● EXERCISE INSTRUCTIONS
Reproduce every line in the listing that contains the word "أنظر".
::: DATA LINES
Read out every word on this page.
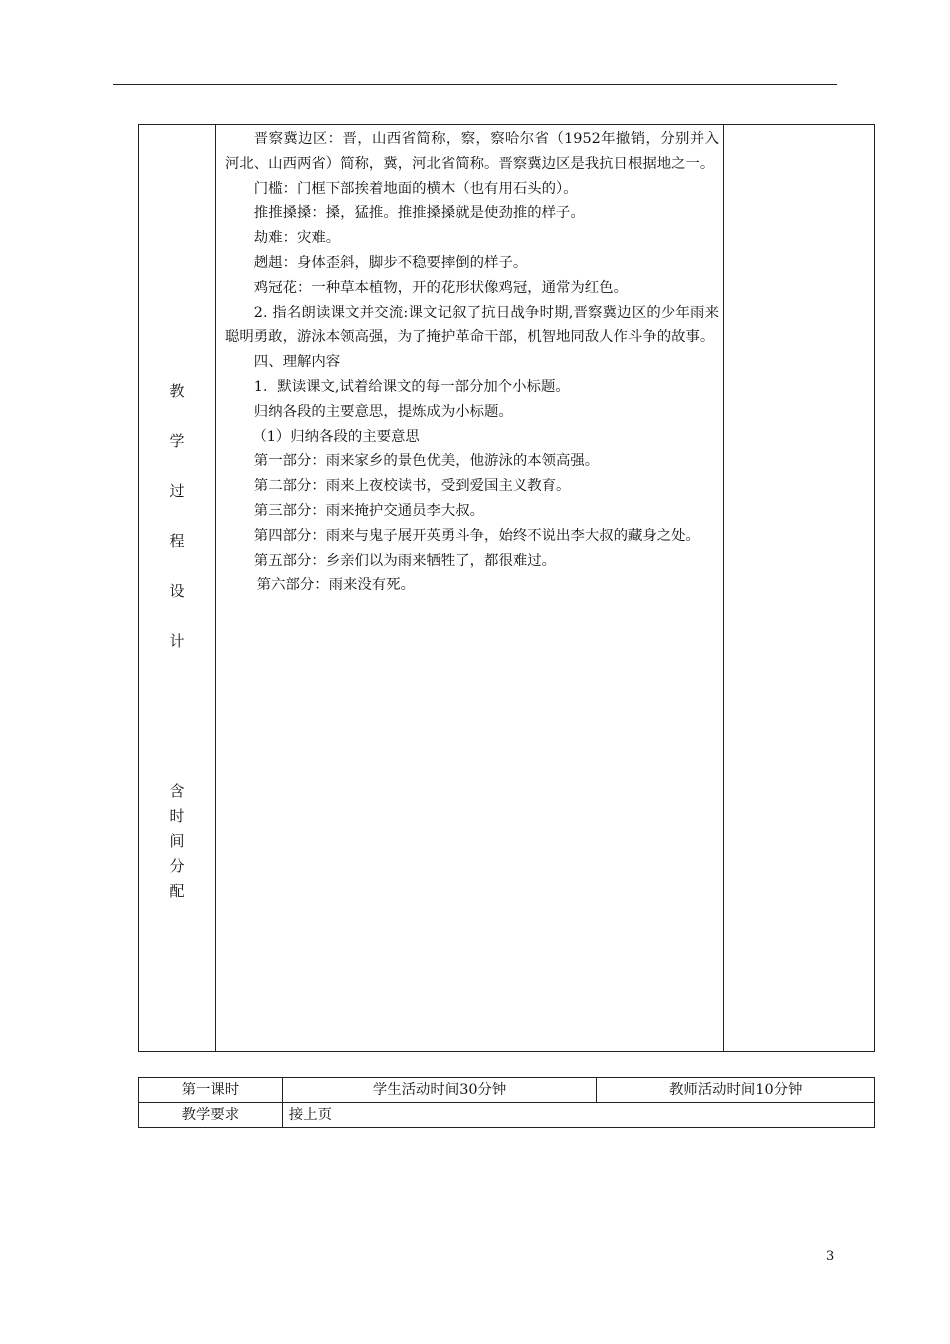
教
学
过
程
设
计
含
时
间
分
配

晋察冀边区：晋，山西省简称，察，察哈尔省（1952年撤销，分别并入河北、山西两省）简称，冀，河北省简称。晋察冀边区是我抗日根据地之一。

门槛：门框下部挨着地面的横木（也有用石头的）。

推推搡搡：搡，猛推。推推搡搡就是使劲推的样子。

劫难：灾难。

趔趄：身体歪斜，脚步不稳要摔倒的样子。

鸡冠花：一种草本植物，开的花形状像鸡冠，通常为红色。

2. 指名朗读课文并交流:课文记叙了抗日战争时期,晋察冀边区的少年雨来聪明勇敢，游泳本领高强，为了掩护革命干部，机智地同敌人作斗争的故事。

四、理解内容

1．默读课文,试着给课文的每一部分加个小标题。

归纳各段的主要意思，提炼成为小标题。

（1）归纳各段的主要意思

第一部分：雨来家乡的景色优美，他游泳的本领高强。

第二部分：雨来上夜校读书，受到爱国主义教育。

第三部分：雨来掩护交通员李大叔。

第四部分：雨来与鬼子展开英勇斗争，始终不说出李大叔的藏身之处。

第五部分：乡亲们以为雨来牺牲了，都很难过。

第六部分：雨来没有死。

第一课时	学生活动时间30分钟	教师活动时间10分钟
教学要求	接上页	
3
::::::
::: DATA LINES
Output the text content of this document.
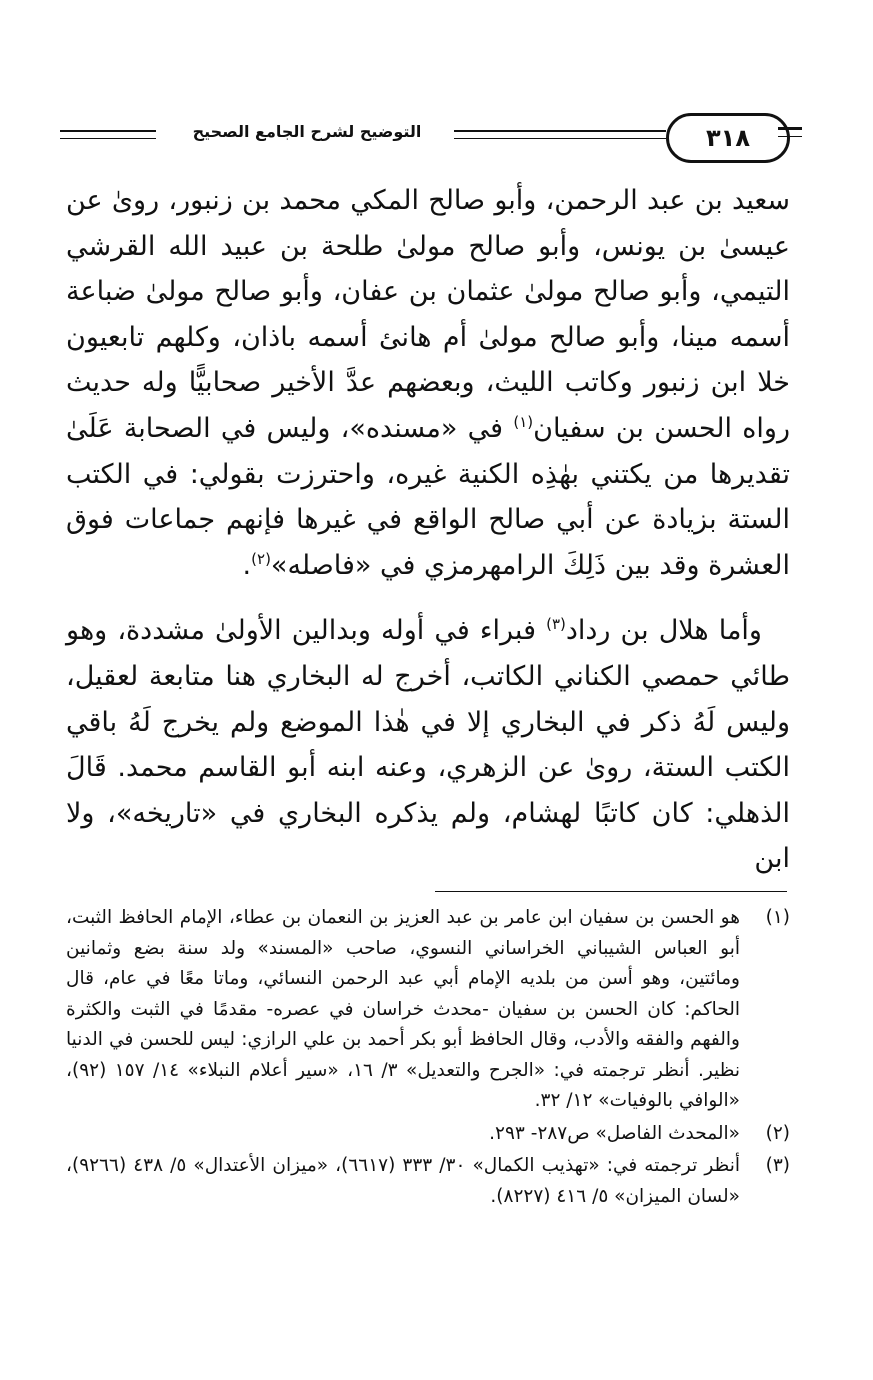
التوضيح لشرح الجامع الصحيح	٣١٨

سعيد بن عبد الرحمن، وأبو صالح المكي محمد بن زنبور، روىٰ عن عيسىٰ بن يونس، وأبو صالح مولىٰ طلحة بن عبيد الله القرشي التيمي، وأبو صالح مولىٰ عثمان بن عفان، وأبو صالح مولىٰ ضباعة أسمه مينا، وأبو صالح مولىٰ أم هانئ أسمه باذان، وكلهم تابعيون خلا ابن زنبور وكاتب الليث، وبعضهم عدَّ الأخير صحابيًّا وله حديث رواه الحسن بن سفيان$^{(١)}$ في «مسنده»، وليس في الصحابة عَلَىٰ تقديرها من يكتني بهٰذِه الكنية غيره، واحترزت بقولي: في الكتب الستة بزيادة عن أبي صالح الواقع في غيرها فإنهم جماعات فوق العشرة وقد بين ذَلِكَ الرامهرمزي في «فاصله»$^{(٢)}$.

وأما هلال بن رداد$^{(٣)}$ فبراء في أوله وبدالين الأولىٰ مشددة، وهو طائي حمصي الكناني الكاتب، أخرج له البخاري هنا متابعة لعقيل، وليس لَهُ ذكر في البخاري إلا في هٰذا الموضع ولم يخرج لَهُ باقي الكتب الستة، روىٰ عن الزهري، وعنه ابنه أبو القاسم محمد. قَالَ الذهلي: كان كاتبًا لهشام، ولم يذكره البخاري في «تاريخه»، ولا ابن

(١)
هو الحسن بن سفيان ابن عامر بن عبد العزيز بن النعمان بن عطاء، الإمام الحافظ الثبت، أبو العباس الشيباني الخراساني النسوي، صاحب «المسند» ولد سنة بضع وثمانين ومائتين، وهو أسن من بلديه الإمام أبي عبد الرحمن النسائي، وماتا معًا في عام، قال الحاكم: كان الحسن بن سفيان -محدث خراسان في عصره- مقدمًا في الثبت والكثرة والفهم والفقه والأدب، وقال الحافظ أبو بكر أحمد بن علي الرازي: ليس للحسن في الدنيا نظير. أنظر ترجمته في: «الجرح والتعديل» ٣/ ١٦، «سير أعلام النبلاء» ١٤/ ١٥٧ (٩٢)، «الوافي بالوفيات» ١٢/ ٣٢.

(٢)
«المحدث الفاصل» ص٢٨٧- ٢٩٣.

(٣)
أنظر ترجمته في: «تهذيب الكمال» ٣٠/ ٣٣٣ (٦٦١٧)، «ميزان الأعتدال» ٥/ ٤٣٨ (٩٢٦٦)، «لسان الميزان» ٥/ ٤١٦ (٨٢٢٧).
::::::
● RESPONSE TO THE EXERCISE
هو الحسن بن سفيان ابن عامر بن عبد العزيز بن النعمان بن عطاء، الإمام الحافظ الثبت، أبو العباس الشيباني الخراساني النسوي، صاحب «المسند» ولد سنة بضع وثمانين ومائتين، وهو أسن من بلديه الإمام أبي عبد الرحمن النسائي، وماتا معًا في عام، قال الحاكم: كان الحسن بن سفيان -محدث خراسان في عصره- مقدمًا في الثبت والكثرة والفهم والفقه والأدب، وقال الحافظ أبو بكر أحمد بن علي الرازي: ليس للحسن في الدنيا نظير. أنظر ترجمته في: «الجرح والتعديل» ٣/ ١٦، «سير أعلام النبلاء» ١٤/ ١٥٧ (٩٢)، «الوافي بالوفيات» ١٢/ ٣٢.
أنظر ترجمته في: «تهذيب الكمال» ٣٠/ ٣٣٣ (٦٦١٧)، «ميزان الأعتدال» ٥/ ٤٣٨ (٩٢٦٦)، «لسان الميزان» ٥/ ٤١٦ (٨٢٢٧).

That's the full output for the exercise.